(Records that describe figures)
++++++++++
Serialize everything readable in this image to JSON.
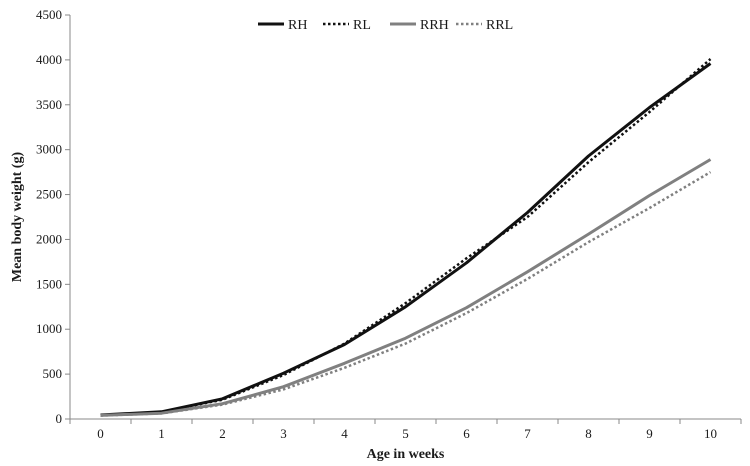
{
  "chart_data": {
    "type": "line",
    "xlabel": "Age in weeks",
    "ylabel": "Mean body weight (g)",
    "x": [
      0,
      1,
      2,
      3,
      4,
      5,
      6,
      7,
      8,
      9,
      10
    ],
    "xlim": [
      0,
      10
    ],
    "ylim": [
      0,
      4500
    ],
    "yticks": [
      0,
      500,
      1000,
      1500,
      2000,
      2500,
      3000,
      3500,
      4000,
      4500
    ],
    "grid": false,
    "legend": "top-center",
    "series": [
      {
        "name": "RH",
        "color": "#111111",
        "style": "solid",
        "values": [
          45,
          80,
          225,
          510,
          830,
          1250,
          1740,
          2300,
          2930,
          3470,
          3960
        ]
      },
      {
        "name": "RL",
        "color": "#111111",
        "style": "dotted",
        "values": [
          42,
          78,
          215,
          490,
          840,
          1290,
          1790,
          2250,
          2860,
          3420,
          4010
        ]
      },
      {
        "name": "RRH",
        "color": "#808080",
        "style": "solid",
        "values": [
          40,
          65,
          170,
          360,
          620,
          900,
          1240,
          1640,
          2060,
          2490,
          2890
        ]
      },
      {
        "name": "RRL",
        "color": "#808080",
        "style": "dotted",
        "values": [
          38,
          62,
          160,
          330,
          570,
          840,
          1180,
          1560,
          1970,
          2350,
          2750
        ]
      }
    ]
  }
}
++++++++++
• Goal
Print all of the entries word for word. Omit the pictures they contain.

• Response to this task
Serialize everything readable in this image to JSON.
{
  "chart_data": {
    "type": "line",
    "xlabel": "Age in weeks",
    "ylabel": "Mean body weight (g)",
    "x": [
      0,
      1,
      2,
      3,
      4,
      5,
      6,
      7,
      8,
      9,
      10
    ],
    "xlim": [
      0,
      10
    ],
    "ylim": [
      0,
      4500
    ],
    "yticks": [
      0,
      500,
      1000,
      1500,
      2000,
      2500,
      3000,
      3500,
      4000,
      4500
    ],
    "grid": false,
    "legend": "top-center",
    "series": [
      {
        "name": "RH",
        "color": "#111111",
        "style": "solid",
        "values": [
          45,
          80,
          225,
          510,
          830,
          1250,
          1740,
          2300,
          2930,
          3470,
          3960
        ]
      },
      {
        "name": "RL",
        "color": "#111111",
        "style": "dotted",
        "values": [
          42,
          78,
          215,
          490,
          840,
          1290,
          1790,
          2250,
          2860,
          3420,
          4010
        ]
      },
      {
        "name": "RRH",
        "color": "#808080",
        "style": "solid",
        "values": [
          40,
          65,
          170,
          360,
          620,
          900,
          1240,
          1640,
          2060,
          2490,
          2890
        ]
      },
      {
        "name": "RRL",
        "color": "#808080",
        "style": "dotted",
        "values": [
          38,
          62,
          160,
          330,
          570,
          840,
          1180,
          1560,
          1970,
          2350,
          2750
        ]
      }
    ]
  }
}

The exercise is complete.